** begin MATERIAL FOR THE TASK **

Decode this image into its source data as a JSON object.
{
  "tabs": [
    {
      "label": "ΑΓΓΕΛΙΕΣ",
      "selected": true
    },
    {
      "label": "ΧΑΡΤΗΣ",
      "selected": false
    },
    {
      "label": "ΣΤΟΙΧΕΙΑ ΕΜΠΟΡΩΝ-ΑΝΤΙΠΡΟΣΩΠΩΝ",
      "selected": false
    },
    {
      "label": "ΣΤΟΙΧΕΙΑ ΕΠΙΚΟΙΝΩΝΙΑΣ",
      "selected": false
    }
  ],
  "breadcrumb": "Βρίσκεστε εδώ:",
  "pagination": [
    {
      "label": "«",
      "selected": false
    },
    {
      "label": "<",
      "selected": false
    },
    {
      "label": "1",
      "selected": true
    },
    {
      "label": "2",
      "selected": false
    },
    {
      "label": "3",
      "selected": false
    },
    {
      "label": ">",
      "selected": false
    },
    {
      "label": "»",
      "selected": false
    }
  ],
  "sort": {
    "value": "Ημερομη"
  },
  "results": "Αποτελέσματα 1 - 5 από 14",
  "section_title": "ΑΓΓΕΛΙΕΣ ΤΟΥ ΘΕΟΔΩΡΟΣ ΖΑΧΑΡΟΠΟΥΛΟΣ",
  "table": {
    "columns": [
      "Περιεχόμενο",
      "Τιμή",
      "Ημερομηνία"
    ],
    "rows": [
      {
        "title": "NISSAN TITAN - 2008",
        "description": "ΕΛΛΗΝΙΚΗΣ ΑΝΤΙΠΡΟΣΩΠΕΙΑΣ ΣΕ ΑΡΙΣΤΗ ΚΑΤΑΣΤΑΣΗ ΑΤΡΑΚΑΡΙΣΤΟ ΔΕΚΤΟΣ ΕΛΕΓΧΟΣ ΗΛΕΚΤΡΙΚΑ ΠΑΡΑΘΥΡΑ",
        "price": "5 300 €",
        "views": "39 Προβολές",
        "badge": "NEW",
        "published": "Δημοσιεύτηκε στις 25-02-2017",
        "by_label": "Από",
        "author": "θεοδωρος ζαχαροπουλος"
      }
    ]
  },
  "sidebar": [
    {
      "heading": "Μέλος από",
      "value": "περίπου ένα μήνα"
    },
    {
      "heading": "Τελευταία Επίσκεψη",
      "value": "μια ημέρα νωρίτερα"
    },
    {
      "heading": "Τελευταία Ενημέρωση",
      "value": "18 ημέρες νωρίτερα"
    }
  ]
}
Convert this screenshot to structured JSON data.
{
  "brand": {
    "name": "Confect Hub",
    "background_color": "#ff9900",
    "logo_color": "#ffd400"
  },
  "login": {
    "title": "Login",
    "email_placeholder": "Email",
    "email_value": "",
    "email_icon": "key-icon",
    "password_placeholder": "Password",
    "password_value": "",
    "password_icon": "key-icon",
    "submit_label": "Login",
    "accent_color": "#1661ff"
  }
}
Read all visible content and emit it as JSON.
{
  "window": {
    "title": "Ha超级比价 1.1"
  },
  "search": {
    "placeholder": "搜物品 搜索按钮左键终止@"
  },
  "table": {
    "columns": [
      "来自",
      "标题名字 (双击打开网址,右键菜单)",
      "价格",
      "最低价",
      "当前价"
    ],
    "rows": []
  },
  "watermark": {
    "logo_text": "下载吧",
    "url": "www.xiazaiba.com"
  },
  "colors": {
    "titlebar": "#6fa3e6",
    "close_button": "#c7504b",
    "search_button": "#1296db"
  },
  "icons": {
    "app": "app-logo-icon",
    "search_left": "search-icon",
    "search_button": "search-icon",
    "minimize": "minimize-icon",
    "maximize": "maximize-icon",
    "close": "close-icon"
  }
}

** end MATERIAL FOR THE TASK **

Retype the records that precede this task, keeping them exactly the same.

▶ **RESULT BELOW**
Decode this image into its source data as a JSON object.
{
  "tabs": [
    {
      "label": "ΑΓΓΕΛΙΕΣ",
      "selected": true
    },
    {
      "label": "ΧΑΡΤΗΣ",
      "selected": false
    },
    {
      "label": "ΣΤΟΙΧΕΙΑ ΕΜΠΟΡΩΝ-ΑΝΤΙΠΡΟΣΩΠΩΝ",
      "selected": false
    },
    {
      "label": "ΣΤΟΙΧΕΙΑ ΕΠΙΚΟΙΝΩΝΙΑΣ",
      "selected": false
    }
  ],
  "breadcrumb": "Βρίσκεστε εδώ:",
  "pagination": [
    {
      "label": "«",
      "selected": false
    },
    {
      "label": "<",
      "selected": false
    },
    {
      "label": "1",
      "selected": true
    },
    {
      "label": "2",
      "selected": false
    },
    {
      "label": "3",
      "selected": false
    },
    {
      "label": ">",
      "selected": false
    },
    {
      "label": "»",
      "selected": false
    }
  ],
  "sort": {
    "value": "Ημερομη"
  },
  "results": "Αποτελέσματα 1 - 5 από 14",
  "section_title": "ΑΓΓΕΛΙΕΣ ΤΟΥ ΘΕΟΔΩΡΟΣ ΖΑΧΑΡΟΠΟΥΛΟΣ",
  "table": {
    "columns": [
      "Περιεχόμενο",
      "Τιμή",
      "Ημερομηνία"
    ],
    "rows": [
      {
        "title": "NISSAN TITAN - 2008",
        "description": "ΕΛΛΗΝΙΚΗΣ ΑΝΤΙΠΡΟΣΩΠΕΙΑΣ ΣΕ ΑΡΙΣΤΗ ΚΑΤΑΣΤΑΣΗ ΑΤΡΑΚΑΡΙΣΤΟ ΔΕΚΤΟΣ ΕΛΕΓΧΟΣ ΗΛΕΚΤΡΙΚΑ ΠΑΡΑΘΥΡΑ",
        "price": "5 300 €",
        "views": "39 Προβολές",
        "badge": "NEW",
        "published": "Δημοσιεύτηκε στις 25-02-2017",
        "by_label": "Από",
        "author": "θεοδωρος ζαχαροπουλος"
      }
    ]
  },
  "sidebar": [
    {
      "heading": "Μέλος από",
      "value": "περίπου ένα μήνα"
    },
    {
      "heading": "Τελευταία Επίσκεψη",
      "value": "μια ημέρα νωρίτερα"
    },
    {
      "heading": "Τελευταία Ενημέρωση",
      "value": "18 ημέρες νωρίτερα"
    }
  ]
}
Convert this screenshot to structured JSON data.
{
  "brand": {
    "name": "Confect Hub",
    "background_color": "#ff9900",
    "logo_color": "#ffd400"
  },
  "login": {
    "title": "Login",
    "email_placeholder": "Email",
    "email_value": "",
    "email_icon": "key-icon",
    "password_placeholder": "Password",
    "password_value": "",
    "password_icon": "key-icon",
    "submit_label": "Login",
    "accent_color": "#1661ff"
  }
}
Read all visible content and emit it as JSON.
{
  "window": {
    "title": "Ha超级比价 1.1"
  },
  "search": {
    "placeholder": "搜物品 搜索按钮左键终止@"
  },
  "table": {
    "columns": [
      "来自",
      "标题名字 (双击打开网址,右键菜单)",
      "价格",
      "最低价",
      "当前价"
    ],
    "rows": []
  },
  "watermark": {
    "logo_text": "下载吧",
    "url": "www.xiazaiba.com"
  },
  "colors": {
    "titlebar": "#6fa3e6",
    "close_button": "#c7504b",
    "search_button": "#1296db"
  },
  "icons": {
    "app": "app-logo-icon",
    "search_left": "search-icon",
    "search_button": "search-icon",
    "minimize": "minimize-icon",
    "maximize": "maximize-icon",
    "close": "close-icon"
  }
}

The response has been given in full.